• [GIVEN TASK]:
Copy out the rows below, changing each occurrence of "x-tick-label" to "x-axis-tick" and keeping everything else the same.

··········

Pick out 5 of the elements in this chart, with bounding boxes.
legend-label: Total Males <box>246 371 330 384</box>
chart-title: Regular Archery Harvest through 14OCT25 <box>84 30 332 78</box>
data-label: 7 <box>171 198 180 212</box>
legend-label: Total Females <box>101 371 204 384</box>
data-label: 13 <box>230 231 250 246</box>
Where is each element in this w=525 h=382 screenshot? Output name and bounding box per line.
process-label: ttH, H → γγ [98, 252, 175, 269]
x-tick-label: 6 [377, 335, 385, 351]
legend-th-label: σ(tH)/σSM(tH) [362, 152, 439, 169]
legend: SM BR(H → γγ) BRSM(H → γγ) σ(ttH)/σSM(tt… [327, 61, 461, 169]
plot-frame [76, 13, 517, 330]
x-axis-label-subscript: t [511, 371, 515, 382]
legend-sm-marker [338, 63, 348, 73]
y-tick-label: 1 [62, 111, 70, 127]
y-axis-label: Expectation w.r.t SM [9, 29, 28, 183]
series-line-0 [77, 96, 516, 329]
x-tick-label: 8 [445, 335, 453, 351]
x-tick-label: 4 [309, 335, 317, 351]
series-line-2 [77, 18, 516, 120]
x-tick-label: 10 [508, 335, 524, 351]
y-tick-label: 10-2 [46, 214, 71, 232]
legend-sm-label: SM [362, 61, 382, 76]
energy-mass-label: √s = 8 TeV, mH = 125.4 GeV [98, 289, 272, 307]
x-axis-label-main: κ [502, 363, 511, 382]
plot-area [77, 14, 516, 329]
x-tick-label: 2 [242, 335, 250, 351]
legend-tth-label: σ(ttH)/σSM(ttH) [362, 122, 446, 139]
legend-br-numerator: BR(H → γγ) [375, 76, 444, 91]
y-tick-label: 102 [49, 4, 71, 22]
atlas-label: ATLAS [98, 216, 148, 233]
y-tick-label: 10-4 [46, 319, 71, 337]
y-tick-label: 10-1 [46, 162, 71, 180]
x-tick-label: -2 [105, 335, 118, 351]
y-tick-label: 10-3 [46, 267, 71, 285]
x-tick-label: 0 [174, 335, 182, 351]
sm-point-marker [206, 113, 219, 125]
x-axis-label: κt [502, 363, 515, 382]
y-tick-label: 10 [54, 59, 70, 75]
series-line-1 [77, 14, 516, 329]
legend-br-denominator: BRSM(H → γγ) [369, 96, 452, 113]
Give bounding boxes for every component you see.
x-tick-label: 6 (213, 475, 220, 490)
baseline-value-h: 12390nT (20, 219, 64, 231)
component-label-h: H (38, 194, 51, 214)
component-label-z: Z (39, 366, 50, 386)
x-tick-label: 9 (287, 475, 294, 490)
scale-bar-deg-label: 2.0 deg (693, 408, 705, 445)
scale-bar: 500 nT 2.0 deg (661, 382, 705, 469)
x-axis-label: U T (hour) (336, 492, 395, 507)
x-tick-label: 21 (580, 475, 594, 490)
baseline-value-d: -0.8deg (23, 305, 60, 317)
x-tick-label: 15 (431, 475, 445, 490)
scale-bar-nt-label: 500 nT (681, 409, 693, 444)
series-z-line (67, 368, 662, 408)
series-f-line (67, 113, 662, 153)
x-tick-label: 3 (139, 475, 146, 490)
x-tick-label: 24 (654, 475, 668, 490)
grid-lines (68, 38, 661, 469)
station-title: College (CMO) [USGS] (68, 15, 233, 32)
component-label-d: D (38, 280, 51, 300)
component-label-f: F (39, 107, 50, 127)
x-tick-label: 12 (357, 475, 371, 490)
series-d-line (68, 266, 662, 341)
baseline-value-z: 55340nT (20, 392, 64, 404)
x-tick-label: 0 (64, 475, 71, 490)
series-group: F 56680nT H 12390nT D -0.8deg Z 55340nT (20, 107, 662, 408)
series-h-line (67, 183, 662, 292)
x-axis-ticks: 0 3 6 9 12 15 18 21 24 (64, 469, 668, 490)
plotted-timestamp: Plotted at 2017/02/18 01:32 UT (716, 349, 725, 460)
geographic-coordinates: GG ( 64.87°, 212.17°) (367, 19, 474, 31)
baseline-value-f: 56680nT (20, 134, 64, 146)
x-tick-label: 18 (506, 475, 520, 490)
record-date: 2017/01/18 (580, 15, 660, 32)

··········

• [RESULT FOR THIS TASK]:
Pick out 5 of the elements in this chart, with bounding boxes.
legend-label: Total Males <box>246 371 330 384</box>
chart-title: Regular Archery Harvest through 14OCT25 <box>84 30 332 78</box>
data-label: 7 <box>171 198 180 212</box>
legend-label: Total Females <box>101 371 204 384</box>
data-label: 13 <box>230 231 250 246</box>
Where is each element in this w=525 h=382 screenshot? Output name and bounding box per line.
process-label: ttH, H → γγ [98, 252, 175, 269]
x-axis-tick: 6 [377, 335, 385, 351]
legend-th-label: σ(tH)/σSM(tH) [362, 152, 439, 169]
legend: SM BR(H → γγ) BRSM(H → γγ) σ(ttH)/σSM(tt… [327, 61, 461, 169]
plot-frame [76, 13, 517, 330]
x-axis-label-subscript: t [511, 371, 515, 382]
legend-sm-marker [338, 63, 348, 73]
y-tick-label: 1 [62, 111, 70, 127]
y-axis-label: Expectation w.r.t SM [9, 29, 28, 183]
series-line-0 [77, 96, 516, 329]
x-axis-tick: 8 [445, 335, 453, 351]
x-axis-tick: 4 [309, 335, 317, 351]
series-line-2 [77, 18, 516, 120]
x-axis-tick: 10 [508, 335, 524, 351]
y-tick-label: 10-2 [46, 214, 71, 232]
legend-sm-label: SM [362, 61, 382, 76]
energy-mass-label: √s = 8 TeV, mH = 125.4 GeV [98, 289, 272, 307]
x-axis-label-main: κ [502, 363, 511, 382]
plot-area [77, 14, 516, 329]
x-axis-tick: 2 [242, 335, 250, 351]
legend-tth-label: σ(ttH)/σSM(ttH) [362, 122, 446, 139]
legend-br-numerator: BR(H → γγ) [375, 76, 444, 91]
y-tick-label: 102 [49, 4, 71, 22]
atlas-label: ATLAS [98, 216, 148, 233]
y-tick-label: 10-4 [46, 319, 71, 337]
y-tick-label: 10-1 [46, 162, 71, 180]
x-axis-tick: -2 [105, 335, 118, 351]
y-tick-label: 10-3 [46, 267, 71, 285]
x-axis-tick: 0 [174, 335, 182, 351]
sm-point-marker [206, 113, 219, 125]
x-axis-label: κt [502, 363, 515, 382]
y-tick-label: 10 [54, 59, 70, 75]
series-line-1 [77, 14, 516, 329]
legend-br-denominator: BRSM(H → γγ) [369, 96, 452, 113]
Give bounding boxes for every component you see.
x-axis-tick: 6 (213, 475, 220, 490)
baseline-value-h: 12390nT (20, 219, 64, 231)
component-label-h: H (38, 194, 51, 214)
component-label-z: Z (39, 366, 50, 386)
x-axis-tick: 9 (287, 475, 294, 490)
scale-bar-deg-label: 2.0 deg (693, 408, 705, 445)
scale-bar: 500 nT 2.0 deg (661, 382, 705, 469)
x-axis-label: U T (hour) (336, 492, 395, 507)
x-axis-tick: 21 (580, 475, 594, 490)
baseline-value-d: -0.8deg (23, 305, 60, 317)
x-axis-tick: 15 (431, 475, 445, 490)
scale-bar-nt-label: 500 nT (681, 409, 693, 444)
series-z-line (67, 368, 662, 408)
series-f-line (67, 113, 662, 153)
x-axis-tick: 3 (139, 475, 146, 490)
x-axis-tick: 24 (654, 475, 668, 490)
grid-lines (68, 38, 661, 469)
station-title: College (CMO) [USGS] (68, 15, 233, 32)
component-label-d: D (38, 280, 51, 300)
component-label-f: F (39, 107, 50, 127)
x-axis-tick: 12 (357, 475, 371, 490)
series-d-line (68, 266, 662, 341)
baseline-value-z: 55340nT (20, 392, 64, 404)
x-axis-tick: 0 (64, 475, 71, 490)
series-group: F 56680nT H 12390nT D -0.8deg Z 55340nT (20, 107, 662, 408)
series-h-line (67, 183, 662, 292)
x-axis-ticks: 0 3 6 9 12 15 18 21 24 (64, 469, 668, 490)
plotted-timestamp: Plotted at 2017/02/18 01:32 UT (716, 349, 725, 460)
geographic-coordinates: GG ( 64.87°, 212.17°) (367, 19, 474, 31)
baseline-value-f: 56680nT (20, 134, 64, 146)
x-axis-tick: 18 (506, 475, 520, 490)
record-date: 2017/01/18 (580, 15, 660, 32)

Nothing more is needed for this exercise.